__Set exercise__.
Quote the listing below in full and exactly as written, but omit every picture.

__Working data__.
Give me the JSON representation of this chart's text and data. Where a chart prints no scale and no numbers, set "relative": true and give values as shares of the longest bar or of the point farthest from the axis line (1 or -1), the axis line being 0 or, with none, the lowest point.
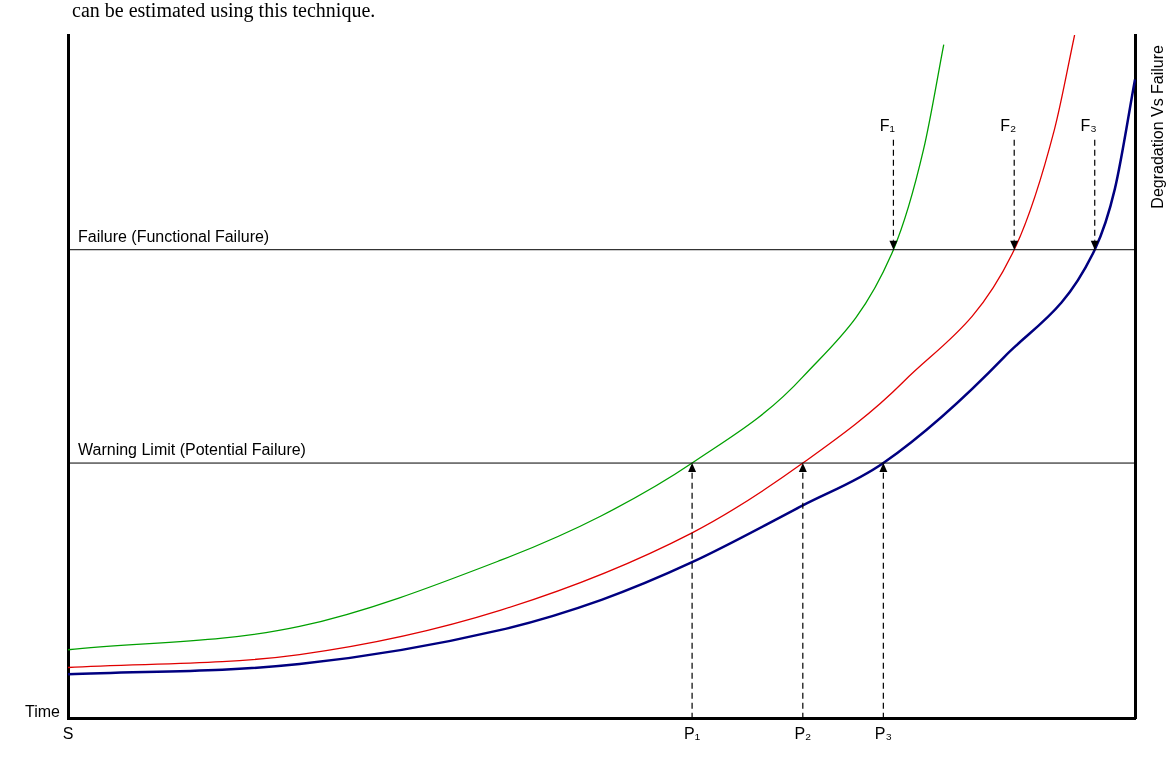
{
  "chart_data": {
    "type": "line",
    "relative": true,
    "marker": "none",
    "xlabel": "Time",
    "ylabel": "Degradation Vs Failure",
    "categories": [
      "S",
      null,
      null,
      null,
      null,
      null,
      null,
      null,
      null,
      null,
      null,
      null,
      null,
      null,
      null,
      null,
      null,
      null,
      null,
      null,
      null,
      null,
      null,
      null,
      null,
      null,
      null,
      null,
      null,
      null,
      null,
      null,
      null,
      null,
      null,
      null,
      null,
      null,
      null,
      null,
      null,
      null,
      null,
      null,
      null,
      null,
      null,
      null,
      null,
      null,
      null,
      null,
      null,
      null,
      null,
      null,
      null,
      null,
      null,
      null,
      null,
      null,
      "P₁",
      null,
      null,
      null,
      null,
      null,
      null,
      null,
      null,
      null,
      null,
      "P₂",
      null,
      null,
      null,
      null,
      null,
      null,
      null,
      "P₃",
      null,
      null,
      null,
      null,
      null,
      null,
      null,
      null,
      null,
      null,
      null,
      null,
      null,
      null,
      null,
      null,
      null,
      null,
      null,
      null,
      null,
      null,
      null,
      null,
      null
    ],
    "series": [
      {
        "color": "#00a000",
        "values": [
          0.101,
          null,
          null,
          null,
          null,
          null,
          null,
          null,
          null,
          null,
          null,
          null,
          null,
          null,
          null,
          null,
          null,
          null,
          null,
          null,
          null,
          null,
          null,
          0.135,
          null,
          null,
          null,
          null,
          null,
          null,
          null,
          null,
          null,
          null,
          null,
          null,
          null,
          null,
          null,
          null,
          null,
          null,
          null,
          0.232,
          null,
          null,
          null,
          null,
          null,
          null,
          null,
          null,
          null,
          0.297,
          null,
          null,
          null,
          null,
          null,
          null,
          null,
          null,
          0.374,
          null,
          null,
          null,
          null,
          null,
          null,
          null,
          null,
          null,
          null,
          0.5,
          null,
          null,
          null,
          null,
          null,
          null,
          null,
          null,
          0.686,
          null,
          null,
          0.833,
          null,
          0.986,
          null,
          null,
          null,
          null,
          null,
          null,
          null,
          null,
          null,
          null,
          null,
          null,
          null,
          null,
          null,
          null,
          null,
          null,
          null
        ]
      },
      {
        "color": "#e00000",
        "values": [
          0.075,
          null,
          null,
          null,
          null,
          null,
          null,
          null,
          null,
          null,
          null,
          null,
          null,
          null,
          null,
          null,
          null,
          null,
          null,
          null,
          null,
          null,
          null,
          0.094,
          null,
          null,
          null,
          null,
          null,
          null,
          null,
          null,
          null,
          null,
          null,
          null,
          null,
          null,
          null,
          null,
          null,
          null,
          null,
          0.159,
          null,
          null,
          null,
          null,
          null,
          null,
          null,
          null,
          null,
          null,
          null,
          null,
          null,
          null,
          null,
          null,
          null,
          null,
          0.272,
          null,
          null,
          null,
          null,
          null,
          null,
          null,
          null,
          null,
          null,
          0.374,
          null,
          null,
          null,
          null,
          null,
          null,
          null,
          null,
          null,
          0.493,
          null,
          null,
          null,
          null,
          null,
          null,
          null,
          null,
          null,
          null,
          0.686,
          null,
          null,
          null,
          0.862,
          null,
          1.0,
          null,
          null,
          null,
          null,
          null,
          null
        ]
      },
      {
        "color": "#000080",
        "values": [
          0.065,
          null,
          null,
          null,
          null,
          null,
          null,
          null,
          null,
          null,
          null,
          null,
          null,
          null,
          null,
          null,
          null,
          null,
          null,
          null,
          null,
          null,
          null,
          0.08,
          null,
          null,
          null,
          null,
          null,
          null,
          null,
          null,
          null,
          null,
          null,
          null,
          null,
          null,
          null,
          null,
          null,
          null,
          null,
          0.13,
          null,
          null,
          null,
          null,
          null,
          null,
          null,
          null,
          null,
          0.174,
          null,
          null,
          null,
          null,
          null,
          null,
          null,
          null,
          0.229,
          null,
          null,
          null,
          null,
          null,
          null,
          null,
          null,
          null,
          null,
          0.312,
          null,
          null,
          null,
          null,
          null,
          null,
          null,
          0.374,
          null,
          null,
          null,
          null,
          null,
          null,
          null,
          null,
          null,
          null,
          null,
          0.529,
          null,
          null,
          null,
          null,
          null,
          null,
          null,
          null,
          0.686,
          null,
          0.775,
          null,
          0.935
        ]
      }
    ],
    "ref_lines": [
      {
        "axis": "y",
        "value": 0.374,
        "label": "Warning Limit (Potential Failure)",
        "color": "#000000"
      },
      {
        "axis": "y",
        "value": 0.686,
        "label": "Failure (Functional Failure)",
        "color": "#000000"
      }
    ],
    "annotations": [
      "can be estimated using this technique.",
      "F₁",
      "F₂",
      "F₃"
    ]
  }
}
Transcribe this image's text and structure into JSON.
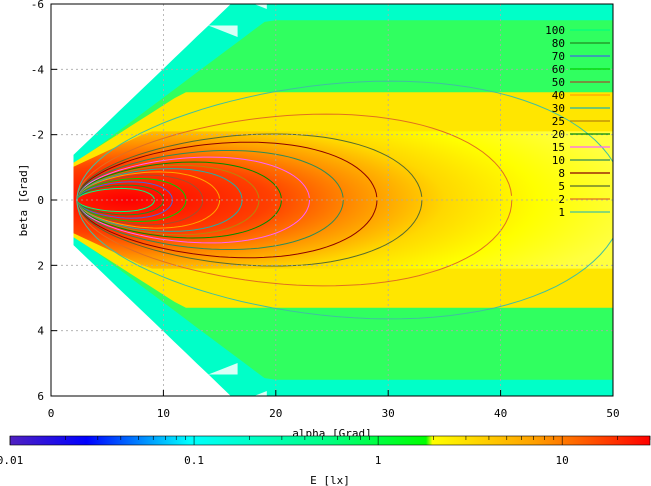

__Response to this task__.
Give me the JSON representation of this chart's text and data. Where a chart prints no scale and no numbers, set "relative": true and give values as shares of the longest bar or of the point farthest from the axis line (1 or -1), the axis line being 0 or, with none, the lowest point.
{
  "chart_data": {
    "type": "line",
    "relative": true,
    "marker": "none",
    "xlabel": "Time",
    "ylabel": "Degradation Vs Failure",
    "categories": [
      "S",
      null,
      null,
      null,
      null,
      null,
      null,
      null,
      null,
      null,
      null,
      null,
      null,
      null,
      null,
      null,
      null,
      null,
      null,
      null,
      null,
      null,
      null,
      null,
      null,
      null,
      null,
      null,
      null,
      null,
      null,
      null,
      null,
      null,
      null,
      null,
      null,
      null,
      null,
      null,
      null,
      null,
      null,
      null,
      null,
      null,
      null,
      null,
      null,
      null,
      null,
      null,
      null,
      null,
      null,
      null,
      null,
      null,
      null,
      null,
      null,
      null,
      "P₁",
      null,
      null,
      null,
      null,
      null,
      null,
      null,
      null,
      null,
      null,
      "P₂",
      null,
      null,
      null,
      null,
      null,
      null,
      null,
      "P₃",
      null,
      null,
      null,
      null,
      null,
      null,
      null,
      null,
      null,
      null,
      null,
      null,
      null,
      null,
      null,
      null,
      null,
      null,
      null,
      null,
      null,
      null,
      null,
      null,
      null
    ],
    "series": [
      {
        "color": "#00a000",
        "values": [
          0.101,
          null,
          null,
          null,
          null,
          null,
          null,
          null,
          null,
          null,
          null,
          null,
          null,
          null,
          null,
          null,
          null,
          null,
          null,
          null,
          null,
          null,
          null,
          0.135,
          null,
          null,
          null,
          null,
          null,
          null,
          null,
          null,
          null,
          null,
          null,
          null,
          null,
          null,
          null,
          null,
          null,
          null,
          null,
          0.232,
          null,
          null,
          null,
          null,
          null,
          null,
          null,
          null,
          null,
          0.297,
          null,
          null,
          null,
          null,
          null,
          null,
          null,
          null,
          0.374,
          null,
          null,
          null,
          null,
          null,
          null,
          null,
          null,
          null,
          null,
          0.5,
          null,
          null,
          null,
          null,
          null,
          null,
          null,
          null,
          0.686,
          null,
          null,
          0.833,
          null,
          0.986,
          null,
          null,
          null,
          null,
          null,
          null,
          null,
          null,
          null,
          null,
          null,
          null,
          null,
          null,
          null,
          null,
          null,
          null,
          null
        ]
      },
      {
        "color": "#e00000",
        "values": [
          0.075,
          null,
          null,
          null,
          null,
          null,
          null,
          null,
          null,
          null,
          null,
          null,
          null,
          null,
          null,
          null,
          null,
          null,
          null,
          null,
          null,
          null,
          null,
          0.094,
          null,
          null,
          null,
          null,
          null,
          null,
          null,
          null,
          null,
          null,
          null,
          null,
          null,
          null,
          null,
          null,
          null,
          null,
          null,
          0.159,
          null,
          null,
          null,
          null,
          null,
          null,
          null,
          null,
          null,
          null,
          null,
          null,
          null,
          null,
          null,
          null,
          null,
          null,
          0.272,
          null,
          null,
          null,
          null,
          null,
          null,
          null,
          null,
          null,
          null,
          0.374,
          null,
          null,
          null,
          null,
          null,
          null,
          null,
          null,
          null,
          0.493,
          null,
          null,
          null,
          null,
          null,
          null,
          null,
          null,
          null,
          null,
          0.686,
          null,
          null,
          null,
          0.862,
          null,
          1.0,
          null,
          null,
          null,
          null,
          null,
          null
        ]
      },
      {
        "color": "#000080",
        "values": [
          0.065,
          null,
          null,
          null,
          null,
          null,
          null,
          null,
          null,
          null,
          null,
          null,
          null,
          null,
          null,
          null,
          null,
          null,
          null,
          null,
          null,
          null,
          null,
          0.08,
          null,
          null,
          null,
          null,
          null,
          null,
          null,
          null,
          null,
          null,
          null,
          null,
          null,
          null,
          null,
          null,
          null,
          null,
          null,
          0.13,
          null,
          null,
          null,
          null,
          null,
          null,
          null,
          null,
          null,
          0.174,
          null,
          null,
          null,
          null,
          null,
          null,
          null,
          null,
          0.229,
          null,
          null,
          null,
          null,
          null,
          null,
          null,
          null,
          null,
          null,
          0.312,
          null,
          null,
          null,
          null,
          null,
          null,
          null,
          0.374,
          null,
          null,
          null,
          null,
          null,
          null,
          null,
          null,
          null,
          null,
          null,
          0.529,
          null,
          null,
          null,
          null,
          null,
          null,
          null,
          null,
          0.686,
          null,
          0.775,
          null,
          0.935
        ]
      }
    ],
    "ref_lines": [
      {
        "axis": "y",
        "value": 0.374,
        "label": "Warning Limit (Potential Failure)",
        "color": "#000000"
      },
      {
        "axis": "y",
        "value": 0.686,
        "label": "Failure (Functional Failure)",
        "color": "#000000"
      }
    ],
    "annotations": [
      "can be estimated using this technique.",
      "F₁",
      "F₂",
      "F₃"
    ]
  }
}
Transcribe this image's text and structure into JSON.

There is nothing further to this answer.